_TASK PROMPT_
In full and without alteration, give the listing again.

_TASK INPUT_
BEGIN

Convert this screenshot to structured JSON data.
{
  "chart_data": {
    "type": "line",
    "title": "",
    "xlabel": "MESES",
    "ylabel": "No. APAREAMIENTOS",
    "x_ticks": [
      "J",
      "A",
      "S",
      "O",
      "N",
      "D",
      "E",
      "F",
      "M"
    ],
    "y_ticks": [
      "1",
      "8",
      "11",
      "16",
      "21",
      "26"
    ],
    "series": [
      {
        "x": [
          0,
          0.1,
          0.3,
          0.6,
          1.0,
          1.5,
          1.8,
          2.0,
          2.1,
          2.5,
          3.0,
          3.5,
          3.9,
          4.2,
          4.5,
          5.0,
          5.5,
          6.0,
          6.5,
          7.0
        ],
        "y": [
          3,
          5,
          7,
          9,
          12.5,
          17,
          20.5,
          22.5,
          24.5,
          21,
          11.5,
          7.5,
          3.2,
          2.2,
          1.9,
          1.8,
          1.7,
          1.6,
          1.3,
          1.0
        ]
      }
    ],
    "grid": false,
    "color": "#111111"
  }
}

END

_TASK SOLUTION_
Convert this screenshot to structured JSON data.
{
  "chart_data": {
    "type": "line",
    "title": "",
    "xlabel": "MESES",
    "ylabel": "No. APAREAMIENTOS",
    "x_ticks": [
      "J",
      "A",
      "S",
      "O",
      "N",
      "D",
      "E",
      "F",
      "M"
    ],
    "y_ticks": [
      "1",
      "8",
      "11",
      "16",
      "21",
      "26"
    ],
    "series": [
      {
        "x": [
          0,
          0.1,
          0.3,
          0.6,
          1.0,
          1.5,
          1.8,
          2.0,
          2.1,
          2.5,
          3.0,
          3.5,
          3.9,
          4.2,
          4.5,
          5.0,
          5.5,
          6.0,
          6.5,
          7.0
        ],
        "y": [
          3,
          5,
          7,
          9,
          12.5,
          17,
          20.5,
          22.5,
          24.5,
          21,
          11.5,
          7.5,
          3.2,
          2.2,
          1.9,
          1.8,
          1.7,
          1.6,
          1.3,
          1.0
        ]
      }
    ],
    "grid": false,
    "color": "#111111"
  }
}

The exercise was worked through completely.